Text shown
Begin
STEWART1942-007 - primary ethnography
Shivwits Southern Paiute
United States - Shivwits Plateau, Arizona Strip, northwestern Arizona - North America - Great Basin
Weather / fertility magic
nanemotö English
Source term: Bull-roarer: whirrer of wood
nanemotö: the Shivwits term for the bull-roarer in Stewart's comparative vocabulary — unlike the naiyaratinömpö family of terms among neighboring bands; no literal gloss is given.
On the Shivwits Plateau, the dry tableland reaching to the Grand Canyon's north rim, the nanemotö was a boy's noisemaker that could also work: whirled hard on its handled string, the wooden blade made the wind blow. Frank Mustache, a Shivwits man of about seventy who spent nearly his whole life near Saint George, gave Stewart the band's record on the small reservation along the Santa Clara River where his people had settled after leaving the plateau.
End
Entries
Begin
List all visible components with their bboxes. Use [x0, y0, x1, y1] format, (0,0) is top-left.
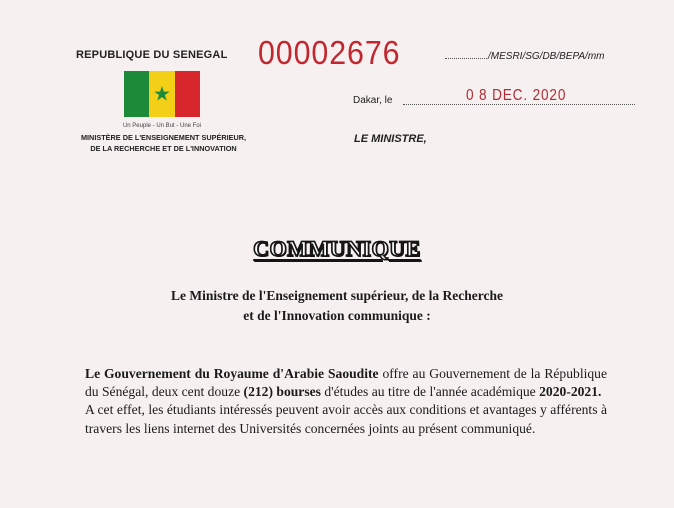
ministry-line-1: MINISTÈRE DE L'ENSEIGNEMENT SUPÉRIEUR,: [80, 133, 247, 142]
body-paragraph-2: A cet effet, les étudiants intéressés peuvent avoir accès aux conditions et avantages y afférents à travers les liens internet des Universités concernées joints au présent communiqué.: [85, 402, 607, 436]
flag-green-band: [124, 71, 149, 117]
flag-red-band: [175, 71, 200, 117]
addressee: LE MINISTRE,: [354, 133, 427, 145]
senegal-flag-icon: [124, 71, 200, 117]
body-bold-government: Le Gouvernement du Royaume d'Arabie Saoudite: [85, 366, 379, 381]
dateline-place: Dakar, le: [353, 95, 393, 106]
date-stamp: 0 8 DEC. 2020: [466, 87, 567, 104]
star-icon: ★: [153, 81, 171, 106]
country-heading: REPUBLIQUE DU SENEGAL: [76, 49, 228, 61]
body-bold-scholarships: (212) bourses: [243, 384, 321, 400]
national-motto: Un Peuple - Un But - Une Foi: [122, 123, 202, 129]
flag-yellow-band: [149, 71, 174, 117]
subtitle-line-2: et de l'Innovation communique :: [243, 308, 431, 323]
subtitle-line-1: Le Ministre de l'Enseignement supérieur, de la Recherche: [171, 288, 503, 303]
ministry-line-2: DE LA RECHERCHE ET DE L'INNOVATION: [90, 144, 237, 153]
reference-dotted-line: [445, 58, 487, 59]
document-title: [0, 236, 674, 262]
ministry-name: [56, 132, 271, 154]
document-body: [85, 365, 607, 438]
body-text-2: d'études au titre de l'année académique: [320, 384, 540, 400]
reference-number-stamp: 00002676: [258, 34, 401, 71]
body-paragraph-1: [85, 365, 607, 401]
body-text-1: offre au Gouvernement de la République du Sénégal, deux cent douze: [85, 366, 608, 400]
title-text: COMMUNIQUE: [253, 236, 421, 261]
reference-code: /MESRI/SG/DB/BEPA/mm: [488, 51, 605, 62]
document-subtitle: [0, 286, 674, 326]
body-bold-year: 2020-2021.: [539, 384, 602, 400]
End
Goals
1. According to the bull-roarer entry, why was the nanemotö more than a boy's noisemaker? Answer in one to three sentences.
2. Extend the entry on the Shivwits bull-roarer past its final sentence.
The lines have no connection to the entry on the Shivwits bull-roarer.

Results in order
1. It could also work. When it was whirled hard on its handled string, the wooden blade made the wind blow.

2.
- Object
- Whirrer of wood swung on a string with a wooden handle.
- Function
- A toy; also whirled to make wind blow.
- Map confidence
- medium - Shivwits Plateau centroid, the band's former homeland in northwestern Arizona (Stewart p. 237); informants were interviewed on the Shivwits Reservation near Santa Clara / Saint George, Utah.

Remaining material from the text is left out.